§ **Problem requirements**
Please find all lines in the data that hold the string "acudir" and copy them.

[Dataset records]
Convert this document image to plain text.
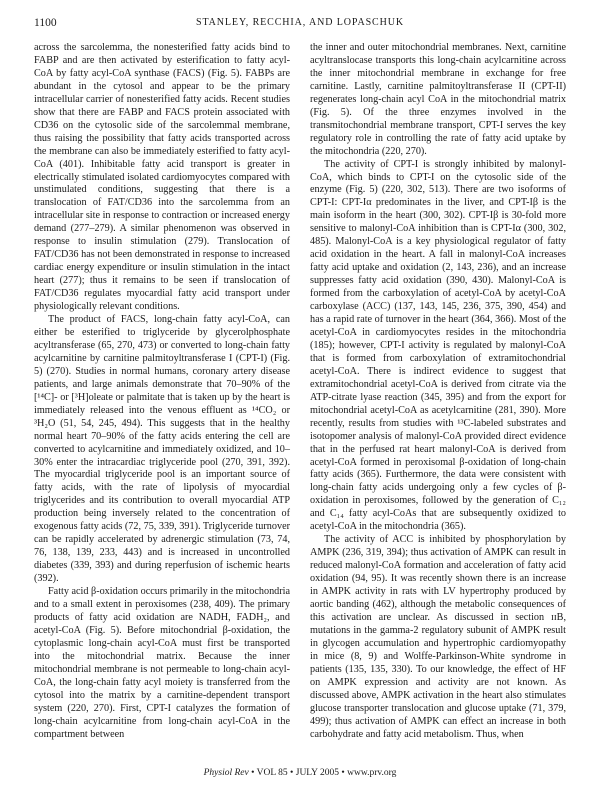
1100	STANLEY, RECCHIA, AND LOPASCHUK

across the sarcolemma, the nonesterified fatty acids bind to FABP and are then activated by esterification to fatty acyl-CoA by fatty acyl-CoA synthase (FACS) (Fig. 5). FABPs are abundant in the cytosol and appear to be the primary intracellular carrier of nonesterified fatty acids. Recent studies show that there are FABP and FACS protein associated with CD36 on the cytosolic side of the sarcolemmal membrane, thus raising the possibility that fatty acids transported across the membrane can also be immediately esterified to fatty acyl-CoA (401). Inhibitable fatty acid transport is greater in electrically stimulated isolated cardiomyocytes compared with unstimulated conditions, suggesting that there is a translocation of FAT/CD36 into the sarcolemma from an intracellular site in response to contraction or increased energy demand (277–279). A similar phenomenon was observed in response to insulin stimulation (279). Translocation of FAT/CD36 has not been demonstrated in response to increased cardiac energy expenditure or insulin stimulation in the intact heart (277); thus it remains to be seen if translocation of FAT/CD36 regulates myocardial fatty acid transport under physiologically relevant conditions.

The product of FACS, long-chain fatty acyl-CoA, can either be esterified to triglyceride by glycerolphosphate acyltransferase (65, 270, 473) or converted to long-chain fatty acylcarnitine by carnitine palmitoyltransferase I (CPT-I) (Fig. 5) (270). Studies in normal humans, coronary artery disease patients, and large animals demonstrate that 70–90% of the [¹⁴C]- or [³H]oleate or palmitate that is taken up by the heart is immediately released into the venous effluent as ¹⁴CO₂ or ³H₂O (51, 54, 245, 494). This suggests that in the healthy normal heart 70–90% of the fatty acids entering the cell are converted to acylcarnitine and immediately oxidized, and 10–30% enter the intracardiac triglyceride pool (270, 391, 392). The myocardial triglyceride pool is an important source of fatty acids, with the rate of lipolysis of myocardial triglycerides and its contribution to overall myocardial ATP production being inversely related to the concentration of exogenous fatty acids (72, 75, 339, 391). Triglyceride turnover can be rapidly accelerated by adrenergic stimulation (73, 74, 76, 138, 139, 233, 443) and is increased in uncontrolled diabetes (339, 393) and during reperfusion of ischemic hearts (392).

Fatty acid β-oxidation occurs primarily in the mitochondria and to a small extent in peroxisomes (238, 409). The primary products of fatty acid oxidation are NADH, FADH₂, and acetyl-CoA (Fig. 5). Before mitochondrial β-oxidation, the cytoplasmic long-chain acyl-CoA must first be transported into the mitochondrial matrix. Because the inner mitochondrial membrane is not permeable to long-chain acyl-CoA, the long-chain fatty acyl moiety is transferred from the cytosol into the matrix by a carnitine-dependent transport system (220, 270). First, CPT-I catalyzes the formation of long-chain acylcarnitine from long-chain acyl-CoA in the compartment between

the inner and outer mitochondrial membranes. Next, carnitine acyltranslocase transports this long-chain acylcarnitine across the inner mitochondrial membrane in exchange for free carnitine. Lastly, carnitine palmitoyltransferase II (CPT-II) regenerates long-chain acyl CoA in the mitochondrial matrix (Fig. 5). Of the three enzymes involved in the transmitochondrial membrane transport, CPT-I serves the key regulatory role in controlling the rate of fatty acid uptake by the mitochondria (220, 270).

The activity of CPT-I is strongly inhibited by malonyl-CoA, which binds to CPT-I on the cytosolic side of the enzyme (Fig. 5) (220, 302, 513). There are two isoforms of CPT-I: CPT-Iα predominates in the liver, and CPT-Iβ is the main isoform in the heart (300, 302). CPT-Iβ is 30-fold more sensitive to malonyl-CoA inhibition than is CPT-Iα (300, 302, 485). Malonyl-CoA is a key physiological regulator of fatty acid oxidation in the heart. A fall in malonyl-CoA increases fatty acid uptake and oxidation (2, 143, 236), and an increase suppresses fatty acid oxidation (390, 430). Malonyl-CoA is formed from the carboxylation of acetyl-CoA by acetyl-CoA carboxylase (ACC) (137, 143, 145, 236, 375, 390, 454) and has a rapid rate of turnover in the heart (364, 366). Most of the acetyl-CoA in cardiomyocytes resides in the mitochondria (185); however, CPT-I activity is regulated by malonyl-CoA that is formed from carboxylation of extramitochondrial acetyl-CoA. There is indirect evidence to suggest that extramitochondrial acetyl-CoA is derived from citrate via the ATP-citrate lyase reaction (345, 395) and from the export for mitochondrial acetyl-CoA as acetylcarnitine (281, 390). More recently, results from studies with ¹³C-labeled substrates and isotopomer analysis of malonyl-CoA provided direct evidence that in the perfused rat heart malonyl-CoA is derived from acetyl-CoA formed in peroxisomal β-oxidation of long-chain fatty acids (365). Furthermore, the data were consistent with long-chain fatty acids undergoing only a few cycles of β-oxidation in peroxisomes, followed by the generation of C₁₂ and C₁₄ fatty acyl-CoAs that are subsequently oxidized to acetyl-CoA in the mitochondria (365).

The activity of ACC is inhibited by phosphorylation by AMPK (236, 319, 394); thus activation of AMPK can result in reduced malonyl-CoA formation and acceleration of fatty acid oxidation (94, 95). It was recently shown there is an increase in AMPK activity in rats with LV hypertrophy produced by aortic banding (462), although the metabolic consequences of this activation are unclear. As discussed in section ɪɪB, mutations in the gamma-2 regulatory subunit of AMPK result in glycogen accumulation and hypertrophic cardiomyopathy in mice (8, 9) and Wolffe-Parkinson-White syndrome in patients (135, 135, 330). To our knowledge, the effect of HF on AMPK expression and activity are not known. As discussed above, AMPK activation in the heart also stimulates glucose transporter translocation and glucose uptake (71, 379, 499); thus activation of AMPK can effect an increase in both carbohydrate and fatty acid metabolism. Thus, when

Physiol Rev • VOL 85 • JULY 2005 • www.prv.org
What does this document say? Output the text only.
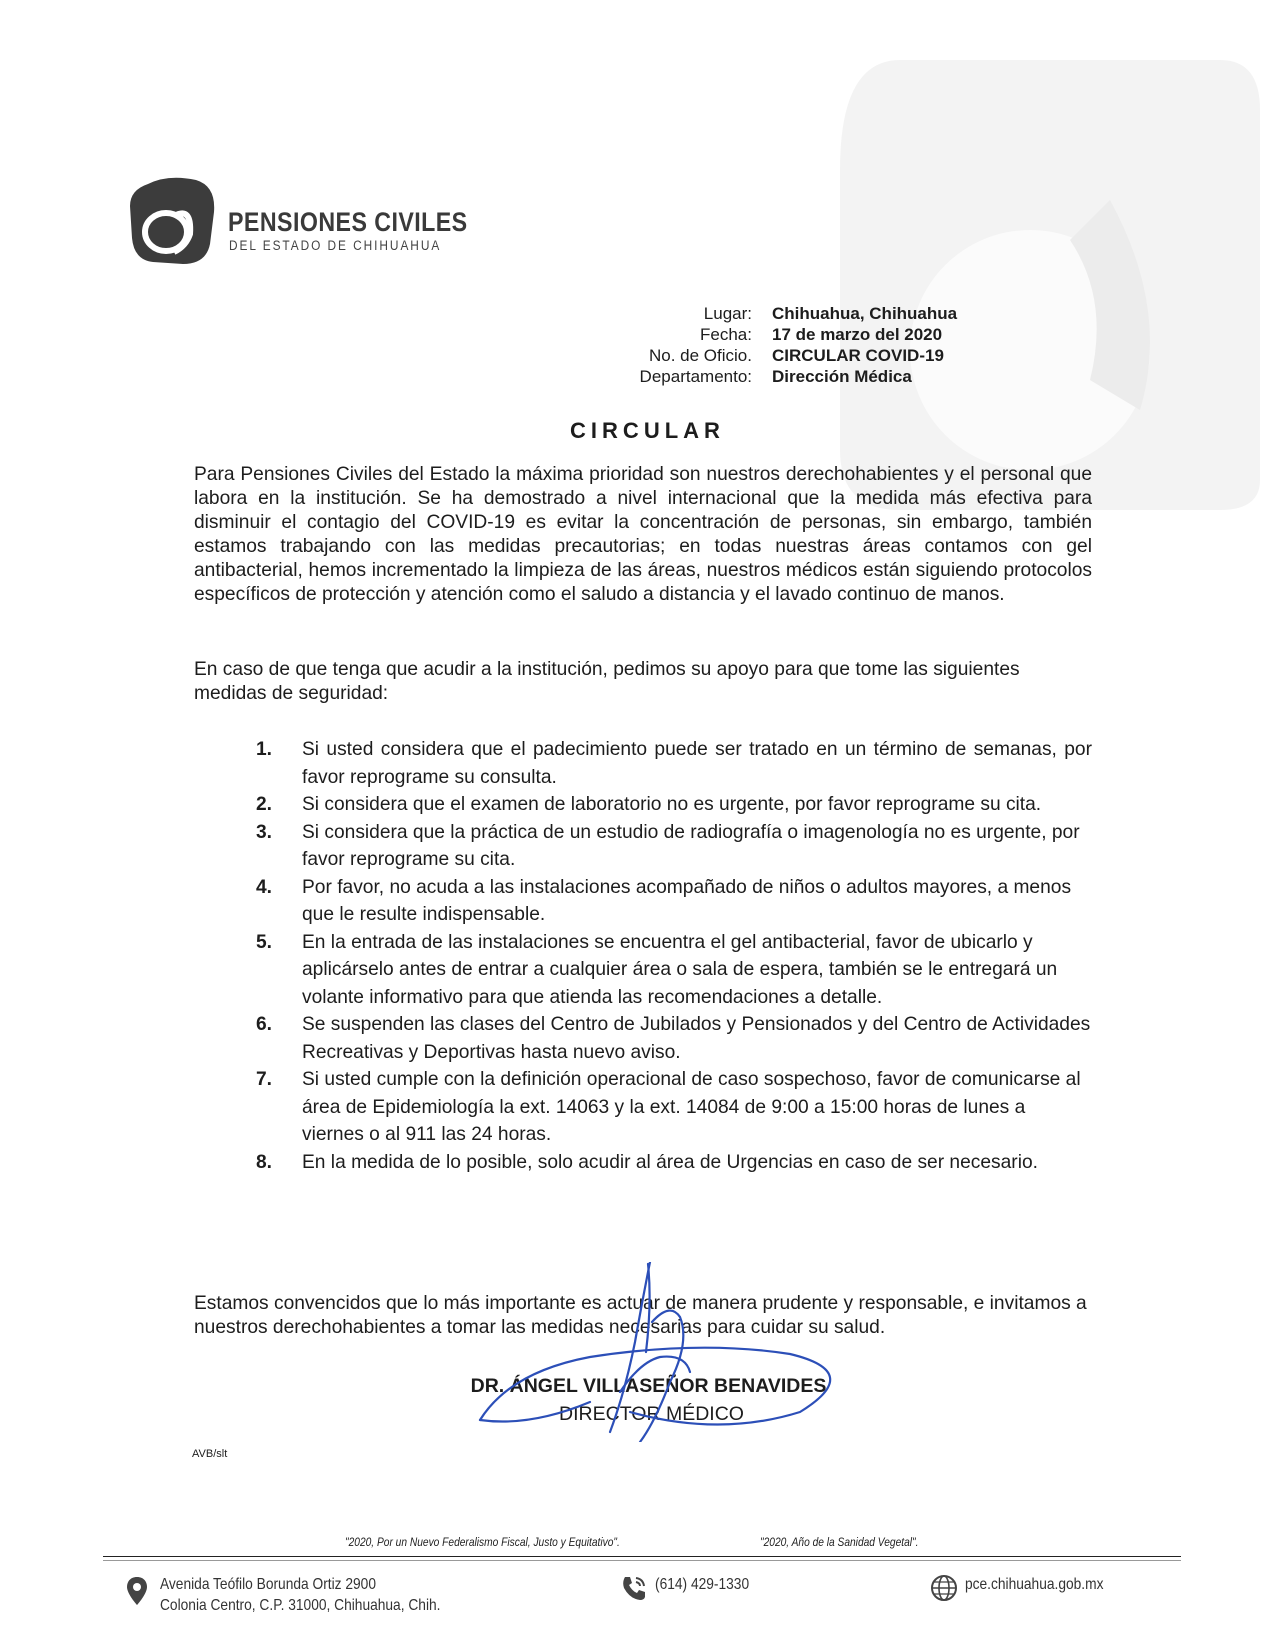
PENSIONES CIVILES
DEL ESTADO DE CHIHUAHUA
Lugar:	Chihuahua, Chihuahua
Fecha:	17 de marzo del 2020
No. de Oficio.	CIRCULAR COVID-19
Departamento:	Dirección Médica
CIRCULAR

Para Pensiones Civiles del Estado la máxima prioridad son nuestros derechohabientes y el personal que labora en la institución. Se ha demostrado a nivel internacional que la medida más efectiva para disminuir el contagio del COVID-19 es evitar la concentración de personas, sin embargo, también estamos trabajando con las medidas precautorias; en todas nuestras áreas contamos con gel antibacterial, hemos incrementado la limpieza de las áreas, nuestros médicos están siguiendo protocolos específicos de protección y atención como el saludo a distancia y el lavado continuo de manos.

En caso de que tenga que acudir a la institución, pedimos su apoyo para que tome las siguientes medidas de seguridad:

1.	Si usted considera que el padecimiento puede ser tratado en un término de semanas, por favor reprograme su consulta.
2.	Si considera que el examen de laboratorio no es urgente, por favor reprograme su cita.
3.	Si considera que la práctica de un estudio de radiografía o imagenología no es urgente, por favor reprograme su cita.
4.	Por favor, no acuda a las instalaciones acompañado de niños o adultos mayores, a menos que le resulte indispensable.
5.	En la entrada de las instalaciones se encuentra el gel antibacterial, favor de ubicarlo y aplicárselo antes de entrar a cualquier área o sala de espera, también se le entregará un volante informativo para que atienda las recomendaciones a detalle.
6.	Se suspenden las clases del Centro de Jubilados y Pensionados y del Centro de Actividades Recreativas y Deportivas hasta nuevo aviso.
7.	Si usted cumple con la definición operacional de caso sospechoso, favor de comunicarse al área de Epidemiología la ext. 14063 y la ext. 14084 de 9:00 a 15:00 horas de lunes a viernes o al 911 las 24 horas.
8.	En la medida de lo posible, solo acudir al área de Urgencias en caso de ser necesario.

Estamos convencidos que lo más importante es actuar de manera prudente y responsable, e invitamos a nuestros derechohabientes a tomar las medidas necesarias para cuidar su salud.

DR. ÁNGEL VILLASEÑOR BENAVIDES
DIRECTOR MÉDICO
AVB/slt
"2020, Por un Nuevo Federalismo Fiscal, Justo y Equitativo".	"2020, Año de la Sanidad Vegetal".
Avenida Teófilo Borunda Ortiz 2900
Colonia Centro, C.P. 31000, Chihuahua, Chih.
(614) 429-1330	pce.chihuahua.gob.mx
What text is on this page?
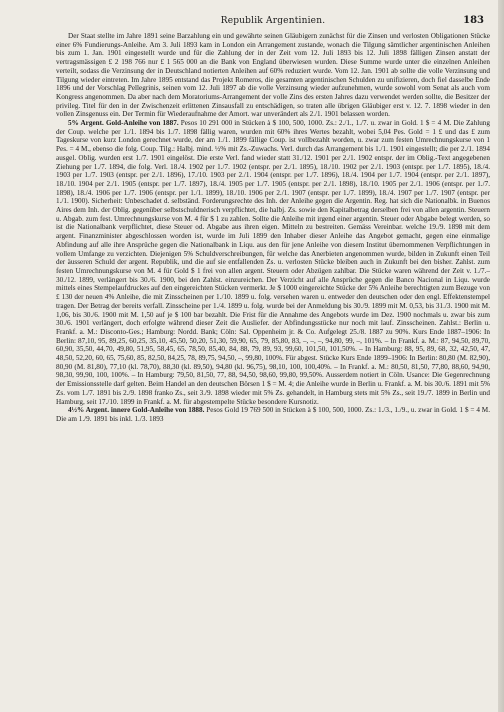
Republik Argentinien.	183

Der Staat stellte im Jahre 1891 seine Barzahlung ein und gewährte seinen Gläubigern zunächst für die Zinsen und verlosten Obligationen Stücke einer 6% Fundierungs-Anleihe. Am 3. Juli 1893 kam in London ein Arrangement zustande, wonach die Tilgung sämtlicher argentinischen Anleihen bis zum 1. Jan. 1901 eingestellt wurde und für die Zahlung der in der Zeit vom 12. Juli 1893 bis 12. Juli 1898 fälligen Zinsen anstatt der vertragsmässigen £ 2 198 766 nur £ 1 565 000 an die Bank von England überwiesen wurden. Diese Summe wurde unter die einzelnen Anleihen verteilt, sodass die Verzinsung der in Deutschland notierten Anleihen auf 60% reduziert wurde. Vom 12. Jan. 1901 ab sollte die volle Verzinsung und Tilgung wieder eintreten. Im Jahre 1895 entstand das Projekt Romeros, die gesamten argentinischen Schulden zu unifizieren, doch fiel dasselbe Ende 1896 und der Vorschlag Pellegrinis, seinen vom 12. Juli 1897 ab die volle Verzinsung wieder aufzunehmen, wurde sowohl vom Senat als auch vom Kongress angenommen. Da aber nach dem Moratoriums-Arrangement der volle Zins des ersten Jahres dazu verwendet werden sollte, die Besitzer der privileg. Titel für den in der Zwischenzeit erlittenen Zinsausfall zu entschädigen, so traten alle übrigen Gläubiger erst v. 12. 7. 1898 wieder in den vollen Zinsgenuss ein. Der Termin für Wiederaufnahme der Amort. war unverändert als 2./1. 1901 belassen worden.

5% Argent. Gold-Anleihe von 1887. Pesos 10 291 000 in Stücken à $ 100, 500, 1000. Zs.: 2./1., 1./7. u. zwar in Gold. 1 $ = 4 M. Die Zahlung der Coup. welche per 1./1. 1894 bis 1./7. 1898 fällig waren, wurden mit 60% ihres Wertes bezahlt, wobei 5,04 Pes. Gold = 1 £ und das £ zum Tageskurse von kurz London gerechnet wurde, der am 1./1. 1899 fällige Coup. ist vollbezahlt worden, u. zwar zum festen Umrechnungskurse von 1 Pes. = 4 M., ebenso die folg. Coup. Tilg.: Halbj. mind. ½% mit Zs.-Zuwachs. Verl. durch das Arrangement bis 1./1. 1901 eingestellt; die per 2./1. 1894 ausgel. Oblig. wurden erst 1./7. 1901 eingelöst. Die erste Verl. fand wieder statt 31./12. 1901 per 2./1. 1902 entspr. der im Oblig.-Text angegebenen Ziehung per 1./7. 1894, die folg. Verl. 18./4. 1902 per 1./7. 1902 (entspr. per 2./1. 1895), 18./10. 1902 per 2./1. 1903 (entspr. per 1./7. 1895), 18./4. 1903 per 1./7. 1903 (entspr. per 2./1. 1896), 17./10. 1903 per 2./1. 1904 (entspr. per 1./7. 1896), 18./4. 1904 per 1./7. 1904 (entspr. per 2./1. 1897), 18./10. 1904 per 2./1. 1905 (entspr. per 1./7. 1897), 18./4. 1905 per 1./7. 1905 (entspr. per 2./1. 1898), 18./10. 1905 per 2./1. 1906 (entspr. per 1./7. 1898), 18./4. 1906 per 1./7. 1906 (entspr. per 1./1. 1899), 18./10. 1906 per 2./1. 1907 (entspr. per 1./7. 1899), 18./4. 1907 per 1./7. 1907 (entspr. per 1./1. 1900). Sicherheit: Unbeschadet d. selbständ. Forderungsrechte des Inh. der Anleihe gegen die Argentin. Reg. hat sich die Nationalbk. in Buenos Aires dem Inh. der Oblig. gegenüber selbstschuldnerisch verpflichtet, die halbj. Zs. sowie den Kapitalbetrag derselben frei von allen argentin. Steuern u. Abgab. zum fest. Umrechnungskurse von M. 4 für $ 1 zu zahlen. Sollte die Anleihe mit irgend einer argentin. Steuer oder Abgabe belegt werden, so ist die Nationalbank verpflichtet, diese Steuer od. Abgabe aus ihren eigen. Mitteln zu bestreiten. Gemäss Vereinbar. welche 19./9. 1898 mit dem argent. Finanzminister abgeschlossen worden ist, wurde im Juli 1899 den Inhaber dieser Anleihe das Angebot gemacht, gegen eine einmalige Abfindung auf alle ihre Ansprüche gegen die Nationalbank in Liqu. aus den für jene Anleihe von diesem Institut übernommenen Verpflichtungen in vollem Umfange zu verzichten. Diejenigen 5% Schuldverschreibungen, für welche das Anerbieten angenommen wurde, bilden in Zukunft einen Teil der äusseren Schuld der argent. Republik, und die auf sie entfallenden Zs. u. verlosten Stücke bleiben auch in Zukunft bei den bisher. Zahlst. zum festen Umrechnungskurse von M. 4 für Gold $ 1 frei von allen argent. Steuern oder Abzügen zahlbar. Die Stücke waren während der Zeit v. 1./7.–30./12. 1899, verlängert bis 30./6. 1900, bei den Zahlst. einzureichen. Der Verzicht auf alle Ansprüche gegen die Banco Nacional in Liqu. wurde mittels eines Stempelaufdruckes auf den eingereichten Stücken vermerkt. Je $ 1000 eingereichte Stücke der 5% Anleihe berechtigten zum Bezuge von £ 130 der neuen 4% Anleihe, die mit Zinsscheinen per 1./10. 1899 u. folg. versehen waren u. entweder den deutschen oder den engl. Effektenstempel tragen. Der Betrag der bereits verfall. Zinsscheine per 1./4. 1899 u. folg. wurde bei der Anmeldung bis 30./9. 1899 mit M. 0,53, bis 31./3. 1900 mit M. 1,06, bis 30./6. 1900 mit M. 1,50 auf je $ 100 bar bezahlt. Die Frist für die Annahme des Angebots wurde im Dez. 1900 nochmals u. zwar bis zum 30./6. 1901 verlängert, doch erfolgte während dieser Zeit die Ausliefer. der Abfindungsstücke nur noch mit lauf. Zinsscheinen. Zahlst.: Berlin u. Frankf. a. M.: Disconto-Ges.; Hamburg: Nordd. Bank; Cöln: Sal. Oppenheim jr. & Co. Aufgelegt 25./8. 1887 zu 90%. Kurs Ende 1887–1906: In Berlin: 87,10, 95, 89,25, 60,25, 35,10, 45,50, 50,20, 51,30, 59,90, 65, 79, 85,80, 83, –, –, –, 94,80, 99, –, 101%. – In Frankf. a. M.: 87, 94,50, 89,70, 60,90, 35,50, 44,70, 49,80, 51,95, 58,45, 65, 78,50, 85,40, 84, 88, 79, 89, 93, 99,60, 101,50, 101,50%. – In Hamburg: 88, 95, 89, 68, 32, 42,50, 47, 48,50, 52,20, 60, 65, 75,60, 85, 82,50, 84,25, 78, 89,75, 94,50, –, 99,80, 100%. Für abgest. Stücke Kurs Ende 1899–1906: In Berlin: 80,80 (M. 82,90), 80,90 (M. 81,80), 77,10 (kl. 78,70), 88,30 (kl. 89,50), 94,80 (kl. 96,75), 98,10, 100, 100,40%. – In Frankf. a. M.: 80,50, 81,50, 77,80, 88,60, 94,90, 98,30, 99,90, 100, 100%. – In Hamburg: 79,50, 81,50, 77, 88, 94,50, 98,60, 99,80, 99,50%. Ausserdem notiert in Cöln. Usance: Die Gegenrechnung der Emissionsstelle darf gelten. Beim Handel an den deutschen Börsen 1 $ = M. 4; die Anleihe wurde in Berlin u. Frankf. a. M. bis 30./6. 1891 mit 5% Zs. vom 1./7. 1891 bis 2./9. 1898 franko Zs., seit 3./9. 1898 wieder mit 5% Zs. gehandelt, in Hamburg stets mit 5% Zs., seit 19./7. 1899 in Berlin und Hamburg, seit 17./10. 1899 in Frankf. a. M. für abgestempelte Stücke besondere Kursnotiz.

4½% Argent. innere Gold-Anleihe von 1888. Pesos Gold 19 769 500 in Stücken à $ 100, 500, 1000. Zs.: 1./3., 1./9., u. zwar in Gold. 1 $ = 4 M. Die am 1./9. 1891 bis inkl. 1./3. 1893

§ **Result below**
En caso de que tenga que acudir a la institución, pedimos su apoyo para que tome las siguientes medidas de seguridad:
8.	En la medida de lo posible, solo acudir al área de Urgencias en caso de ser necesario.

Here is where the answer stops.